## START

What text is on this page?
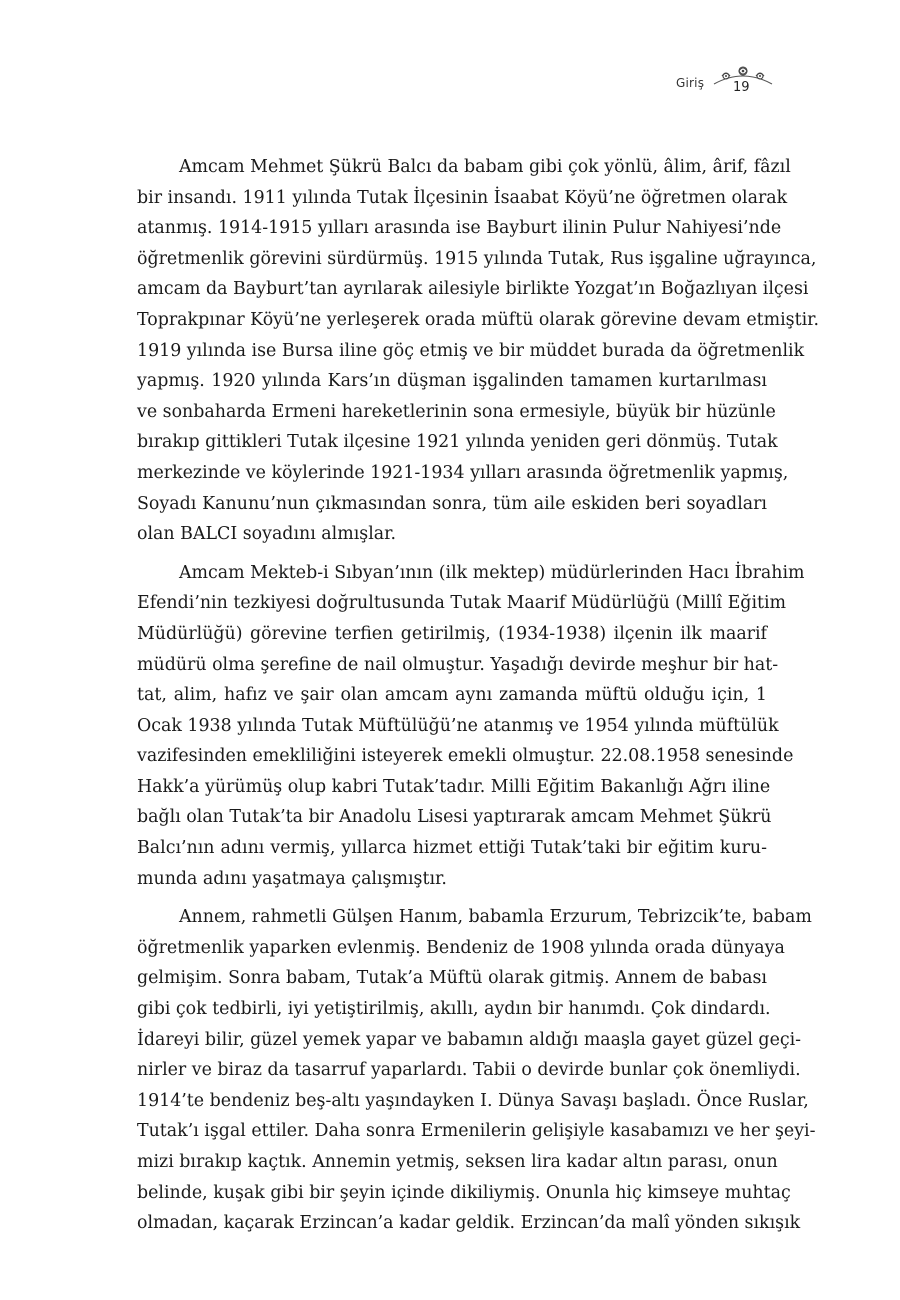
Giriş 19
Amcam Mehmet Şükrü Balcı da babam gibi çok yönlü, âlim, ârif, fâzıl
bir insandı. 1911 yılında Tutak İlçesinin İsaabat Köyü’ne öğretmen olarak
atanmış. 1914-1915 yılları arasında ise Bayburt ilinin Pulur Nahiyesi’nde
öğretmenlik görevini sürdürmüş. 1915 yılında Tutak, Rus işgaline uğrayınca,
amcam da Bayburt’tan ayrılarak ailesiyle birlikte Yozgat’ın Boğazlıyan ilçesi
Toprakpınar Köyü’ne yerleşerek orada müftü olarak görevine devam etmiştir.
1919 yılında ise Bursa iline göç etmiş ve bir müddet burada da öğretmenlik
yapmış. 1920 yılında Kars’ın düşman işgalinden tamamen kurtarılması
ve sonbaharda Ermeni hareketlerinin sona ermesiyle, büyük bir hüzünle
bırakıp gittikleri Tutak ilçesine 1921 yılında yeniden geri dönmüş. Tutak
merkezinde ve köylerinde 1921-1934 yılları arasında öğretmenlik yapmış,
Soyadı Kanunu’nun çıkmasından sonra, tüm aile eskiden beri soyadları
olan BALCI soyadını almışlar.
Amcam Mekteb-i Sıbyan’ının (ilk mektep) müdürlerinden Hacı İbrahim
Efendi’nin tezkiyesi doğrultusunda Tutak Maarif Müdürlüğü (Millî Eğitim
Müdürlüğü) görevine terfien getirilmiş, (1934-1938) ilçenin ilk maarif
müdürü olma şerefine de nail olmuştur. Yaşadığı devirde meşhur bir hat-
tat, alim, hafız ve şair olan amcam aynı zamanda müftü olduğu için, 1
Ocak 1938 yılında Tutak Müftülüğü’ne atanmış ve 1954 yılında müftülük
vazifesinden emekliliğini isteyerek emekli olmuştur. 22.08.1958 senesinde
Hakk’a yürümüş olup kabri Tutak’tadır. Milli Eğitim Bakanlığı Ağrı iline
bağlı olan Tutak’ta bir Anadolu Lisesi yaptırarak amcam Mehmet Şükrü
Balcı’nın adını vermiş, yıllarca hizmet ettiği Tutak’taki bir eğitim kuru-
munda adını yaşatmaya çalışmıştır.
Annem, rahmetli Gülşen Hanım, babamla Erzurum, Tebrizcik’te, babam
öğretmenlik yaparken evlenmiş. Bendeniz de 1908 yılında orada dünyaya
gelmişim. Sonra babam, Tutak’a Müftü olarak gitmiş. Annem de babası
gibi çok tedbirli, iyi yetiştirilmiş, akıllı, aydın bir hanımdı. Çok dindardı.
İdareyi bilir, güzel yemek yapar ve babamın aldığı maaşla gayet güzel geçi-
nirler ve biraz da tasarruf yaparlardı. Tabii o devirde bunlar çok önemliydi.
1914’te bendeniz beş-altı yaşındayken I. Dünya Savaşı başladı. Önce Ruslar,
Tutak’ı işgal ettiler. Daha sonra Ermenilerin gelişiyle kasabamızı ve her şeyi-
mizi bırakıp kaçtık. Annemin yetmiş, seksen lira kadar altın parası, onun
belinde, kuşak gibi bir şeyin içinde dikiliymiş. Onunla hiç kimseye muhtaç
olmadan, kaçarak Erzincan’a kadar geldik. Erzincan’da malî yönden sıkışık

## END

Prompt — Working from the material above, transcribe it exactly while omitting pictures.

Final result —
What text is on this page?
Giriş 19
Amcam Mehmet Şükrü Balcı da babam gibi çok yönlü, âlim, ârif, fâzıl
bir insandı. 1911 yılında Tutak İlçesinin İsaabat Köyü’ne öğretmen olarak
atanmış. 1914-1915 yılları arasında ise Bayburt ilinin Pulur Nahiyesi’nde
öğretmenlik görevini sürdürmüş. 1915 yılında Tutak, Rus işgaline uğrayınca,
amcam da Bayburt’tan ayrılarak ailesiyle birlikte Yozgat’ın Boğazlıyan ilçesi
Toprakpınar Köyü’ne yerleşerek orada müftü olarak görevine devam etmiştir.
1919 yılında ise Bursa iline göç etmiş ve bir müddet burada da öğretmenlik
yapmış. 1920 yılında Kars’ın düşman işgalinden tamamen kurtarılması
ve sonbaharda Ermeni hareketlerinin sona ermesiyle, büyük bir hüzünle
bırakıp gittikleri Tutak ilçesine 1921 yılında yeniden geri dönmüş. Tutak
merkezinde ve köylerinde 1921-1934 yılları arasında öğretmenlik yapmış,
Soyadı Kanunu’nun çıkmasından sonra, tüm aile eskiden beri soyadları
olan BALCI soyadını almışlar.
Amcam Mekteb-i Sıbyan’ının (ilk mektep) müdürlerinden Hacı İbrahim
Efendi’nin tezkiyesi doğrultusunda Tutak Maarif Müdürlüğü (Millî Eğitim
Müdürlüğü) görevine terfien getirilmiş, (1934-1938) ilçenin ilk maarif
müdürü olma şerefine de nail olmuştur. Yaşadığı devirde meşhur bir hat-
tat, alim, hafız ve şair olan amcam aynı zamanda müftü olduğu için, 1
Ocak 1938 yılında Tutak Müftülüğü’ne atanmış ve 1954 yılında müftülük
vazifesinden emekliliğini isteyerek emekli olmuştur. 22.08.1958 senesinde
Hakk’a yürümüş olup kabri Tutak’tadır. Milli Eğitim Bakanlığı Ağrı iline
bağlı olan Tutak’ta bir Anadolu Lisesi yaptırarak amcam Mehmet Şükrü
Balcı’nın adını vermiş, yıllarca hizmet ettiği Tutak’taki bir eğitim kuru-
munda adını yaşatmaya çalışmıştır.
Annem, rahmetli Gülşen Hanım, babamla Erzurum, Tebrizcik’te, babam
öğretmenlik yaparken evlenmiş. Bendeniz de 1908 yılında orada dünyaya
gelmişim. Sonra babam, Tutak’a Müftü olarak gitmiş. Annem de babası
gibi çok tedbirli, iyi yetiştirilmiş, akıllı, aydın bir hanımdı. Çok dindardı.
İdareyi bilir, güzel yemek yapar ve babamın aldığı maaşla gayet güzel geçi-
nirler ve biraz da tasarruf yaparlardı. Tabii o devirde bunlar çok önemliydi.
1914’te bendeniz beş-altı yaşındayken I. Dünya Savaşı başladı. Önce Ruslar,
Tutak’ı işgal ettiler. Daha sonra Ermenilerin gelişiyle kasabamızı ve her şeyi-
mizi bırakıp kaçtık. Annemin yetmiş, seksen lira kadar altın parası, onun
belinde, kuşak gibi bir şeyin içinde dikiliymiş. Onunla hiç kimseye muhtaç
olmadan, kaçarak Erzincan’a kadar geldik. Erzincan’da malî yönden sıkışık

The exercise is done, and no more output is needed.